Problem description:
Nothing in the records should be left out; transcribe them exactly.
---
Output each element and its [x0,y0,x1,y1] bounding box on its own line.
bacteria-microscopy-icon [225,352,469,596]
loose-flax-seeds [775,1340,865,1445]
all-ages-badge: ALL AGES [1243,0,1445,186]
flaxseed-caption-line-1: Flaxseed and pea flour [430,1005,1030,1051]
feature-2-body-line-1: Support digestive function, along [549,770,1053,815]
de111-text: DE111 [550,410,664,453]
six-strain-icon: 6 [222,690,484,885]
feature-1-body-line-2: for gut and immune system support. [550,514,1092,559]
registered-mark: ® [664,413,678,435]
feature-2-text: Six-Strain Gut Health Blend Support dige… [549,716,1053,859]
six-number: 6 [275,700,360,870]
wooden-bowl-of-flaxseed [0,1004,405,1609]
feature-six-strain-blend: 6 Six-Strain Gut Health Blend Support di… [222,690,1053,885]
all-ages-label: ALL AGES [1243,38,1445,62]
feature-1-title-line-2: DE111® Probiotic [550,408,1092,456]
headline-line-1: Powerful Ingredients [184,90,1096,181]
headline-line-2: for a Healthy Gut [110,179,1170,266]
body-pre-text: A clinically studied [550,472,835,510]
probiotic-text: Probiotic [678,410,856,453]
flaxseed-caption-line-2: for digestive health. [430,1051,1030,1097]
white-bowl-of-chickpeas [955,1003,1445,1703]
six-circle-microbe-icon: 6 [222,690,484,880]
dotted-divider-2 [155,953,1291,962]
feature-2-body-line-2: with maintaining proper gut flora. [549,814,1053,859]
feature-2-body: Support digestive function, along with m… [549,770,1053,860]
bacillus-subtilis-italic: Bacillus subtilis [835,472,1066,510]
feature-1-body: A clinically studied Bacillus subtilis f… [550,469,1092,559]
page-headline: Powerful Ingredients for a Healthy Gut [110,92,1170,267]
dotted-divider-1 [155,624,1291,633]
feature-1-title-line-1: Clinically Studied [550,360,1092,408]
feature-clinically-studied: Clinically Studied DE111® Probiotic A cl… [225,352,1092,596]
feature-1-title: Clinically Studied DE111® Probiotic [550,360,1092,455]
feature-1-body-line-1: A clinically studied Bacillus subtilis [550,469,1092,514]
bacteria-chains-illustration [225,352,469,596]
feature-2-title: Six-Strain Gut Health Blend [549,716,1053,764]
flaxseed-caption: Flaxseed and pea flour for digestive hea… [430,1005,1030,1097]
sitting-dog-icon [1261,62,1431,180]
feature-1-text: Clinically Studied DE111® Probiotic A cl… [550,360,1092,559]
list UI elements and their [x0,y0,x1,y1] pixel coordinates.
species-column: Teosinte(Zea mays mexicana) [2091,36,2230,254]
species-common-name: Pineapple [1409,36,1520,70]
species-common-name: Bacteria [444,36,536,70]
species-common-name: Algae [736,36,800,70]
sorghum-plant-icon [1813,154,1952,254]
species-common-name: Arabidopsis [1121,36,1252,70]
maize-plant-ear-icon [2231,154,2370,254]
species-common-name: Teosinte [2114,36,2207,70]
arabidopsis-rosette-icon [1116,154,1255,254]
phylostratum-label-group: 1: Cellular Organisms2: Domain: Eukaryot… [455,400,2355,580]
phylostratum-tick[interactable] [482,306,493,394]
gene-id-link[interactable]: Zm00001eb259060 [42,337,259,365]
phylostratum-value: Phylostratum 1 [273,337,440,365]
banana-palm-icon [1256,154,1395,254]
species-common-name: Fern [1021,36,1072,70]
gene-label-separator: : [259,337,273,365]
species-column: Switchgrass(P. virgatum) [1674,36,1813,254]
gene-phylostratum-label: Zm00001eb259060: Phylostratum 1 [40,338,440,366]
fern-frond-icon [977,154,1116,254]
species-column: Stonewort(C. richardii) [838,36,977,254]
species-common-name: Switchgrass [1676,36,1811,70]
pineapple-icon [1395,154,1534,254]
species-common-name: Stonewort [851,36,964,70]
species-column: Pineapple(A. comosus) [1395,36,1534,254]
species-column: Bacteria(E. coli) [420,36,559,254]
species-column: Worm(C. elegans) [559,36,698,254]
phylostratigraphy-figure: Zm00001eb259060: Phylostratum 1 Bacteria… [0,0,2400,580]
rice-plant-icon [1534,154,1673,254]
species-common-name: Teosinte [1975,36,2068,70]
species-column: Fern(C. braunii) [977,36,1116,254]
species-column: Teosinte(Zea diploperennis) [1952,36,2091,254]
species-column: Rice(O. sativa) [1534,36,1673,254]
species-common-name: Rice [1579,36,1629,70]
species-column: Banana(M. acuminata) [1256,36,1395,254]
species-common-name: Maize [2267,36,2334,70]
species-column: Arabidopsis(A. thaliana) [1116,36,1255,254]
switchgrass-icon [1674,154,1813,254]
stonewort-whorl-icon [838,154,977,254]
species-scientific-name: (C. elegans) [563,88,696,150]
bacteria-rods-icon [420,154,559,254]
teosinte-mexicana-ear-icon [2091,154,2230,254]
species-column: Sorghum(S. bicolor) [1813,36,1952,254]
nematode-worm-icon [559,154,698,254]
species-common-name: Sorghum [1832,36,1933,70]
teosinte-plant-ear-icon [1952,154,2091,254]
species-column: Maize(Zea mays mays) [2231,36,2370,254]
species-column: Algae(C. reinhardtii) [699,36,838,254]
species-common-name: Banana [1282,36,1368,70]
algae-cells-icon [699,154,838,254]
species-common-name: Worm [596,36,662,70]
---
Output below:
Output each element and its [x0,y0,x1,y1] bounding box on its own line.
bacteria-microscopy-icon [225,352,469,596]
loose-flax-seeds [775,1340,865,1445]
all-ages-badge: ALL AGES [1243,0,1445,186]
flaxseed-caption-line-1: Flaxseed and pea flour [430,1005,1030,1051]
feature-2-body-line-1: Support digestive function, along [549,770,1053,815]
de111-text: DE111 [550,410,664,453]
six-strain-icon: 6 [222,690,484,885]
feature-1-body-line-2: for gut and immune system support. [550,514,1092,559]
registered-mark: ® [664,413,678,435]
feature-2-text: Six-Strain Gut Health Blend Support dige… [549,716,1053,859]
six-number: 6 [275,700,360,870]
wooden-bowl-of-flaxseed [0,1004,405,1609]
feature-six-strain-blend: 6 Six-Strain Gut Health Blend Support di… [222,690,1053,885]
all-ages-label: ALL AGES [1243,38,1445,62]
feature-1-title-line-2: DE111® Probiotic [550,408,1092,456]
headline-line-1: Powerful Ingredients [184,90,1096,181]
headline-line-2: for a Healthy Gut [110,179,1170,266]
body-pre-text: A clinically studied [550,472,835,510]
probiotic-text: Probiotic [678,410,856,453]
flaxseed-caption-line-2: for digestive health. [430,1051,1030,1097]
white-bowl-of-chickpeas [955,1003,1445,1703]
six-circle-microbe-icon: 6 [222,690,484,880]
dotted-divider-2 [155,953,1291,962]
feature-2-body-line-2: with maintaining proper gut flora. [549,814,1053,859]
feature-2-body: Support digestive function, along with m… [549,770,1053,860]
bacillus-subtilis-italic: Bacillus subtilis [835,472,1066,510]
feature-1-body: A clinically studied Bacillus subtilis f… [550,469,1092,559]
page-headline: Powerful Ingredients for a Healthy Gut [110,92,1170,267]
dotted-divider-1 [155,624,1291,633]
feature-1-title-line-1: Clinically Studied [550,360,1092,408]
feature-clinically-studied: Clinically Studied DE111® Probiotic A cl… [225,352,1092,596]
feature-1-title: Clinically Studied DE111® Probiotic [550,360,1092,455]
feature-1-body-line-1: A clinically studied Bacillus subtilis [550,469,1092,514]
bacteria-chains-illustration [225,352,469,596]
feature-2-title: Six-Strain Gut Health Blend [549,716,1053,764]
flaxseed-caption: Flaxseed and pea flour for digestive hea… [430,1005,1030,1097]
sitting-dog-icon [1261,62,1431,180]
feature-1-text: Clinically Studied DE111® Probiotic A cl… [550,360,1092,559]
list UI elements and their [x0,y0,x1,y1] pixel coordinates.
species-column: Teosinte(Zea mays mexicana) [2091,36,2230,254]
species-common-name: Pineapple [1409,36,1520,70]
species-common-name: Bacteria [444,36,536,70]
species-common-name: Algae [736,36,800,70]
sorghum-plant-icon [1813,154,1952,254]
species-common-name: Arabidopsis [1121,36,1252,70]
maize-plant-ear-icon [2231,154,2370,254]
species-common-name: Teosinte [2114,36,2207,70]
arabidopsis-rosette-icon [1116,154,1255,254]
phylostratum-label-group: 1: Cellular Organisms2: Domain: Eukaryot… [455,400,2355,580]
phylostratum-tick[interactable] [482,306,493,394]
gene-id-link[interactable]: Zm00001eb259060 [42,337,259,365]
phylostratum-value: Phylostratum 1 [273,337,440,365]
banana-palm-icon [1256,154,1395,254]
species-common-name: Fern [1021,36,1072,70]
gene-label-separator: : [259,337,273,365]
species-column: Switchgrass(P. virgatum) [1674,36,1813,254]
gene-phylostratum-label: Zm00001eb259060: Phylostratum 1 [40,338,440,366]
fern-frond-icon [977,154,1116,254]
species-column: Stonewort(C. richardii) [838,36,977,254]
species-common-name: Switchgrass [1676,36,1811,70]
pineapple-icon [1395,154,1534,254]
species-common-name: Stonewort [851,36,964,70]
species-column: Pineapple(A. comosus) [1395,36,1534,254]
species-column: Bacteria(E. coli) [420,36,559,254]
species-column: Worm(C. elegans) [559,36,698,254]
phylostratigraphy-figure: Zm00001eb259060: Phylostratum 1 Bacteria… [0,0,2400,580]
rice-plant-icon [1534,154,1673,254]
species-common-name: Teosinte [1975,36,2068,70]
species-column: Fern(C. braunii) [977,36,1116,254]
species-column: Teosinte(Zea diploperennis) [1952,36,2091,254]
species-column: Rice(O. sativa) [1534,36,1673,254]
species-common-name: Rice [1579,36,1629,70]
species-column: Banana(M. acuminata) [1256,36,1395,254]
species-common-name: Maize [2267,36,2334,70]
species-column: Arabidopsis(A. thaliana) [1116,36,1255,254]
switchgrass-icon [1674,154,1813,254]
stonewort-whorl-icon [838,154,977,254]
species-scientific-name: (C. elegans) [563,88,696,150]
bacteria-rods-icon [420,154,559,254]
teosinte-mexicana-ear-icon [2091,154,2230,254]
species-column: Sorghum(S. bicolor) [1813,36,1952,254]
nematode-worm-icon [559,154,698,254]
species-common-name: Sorghum [1832,36,1933,70]
teosinte-plant-ear-icon [1952,154,2091,254]
species-column: Maize(Zea mays mays) [2231,36,2370,254]
species-column: Algae(C. reinhardtii) [699,36,838,254]
species-common-name: Banana [1282,36,1368,70]
algae-cells-icon [699,154,838,254]
species-common-name: Worm [596,36,662,70]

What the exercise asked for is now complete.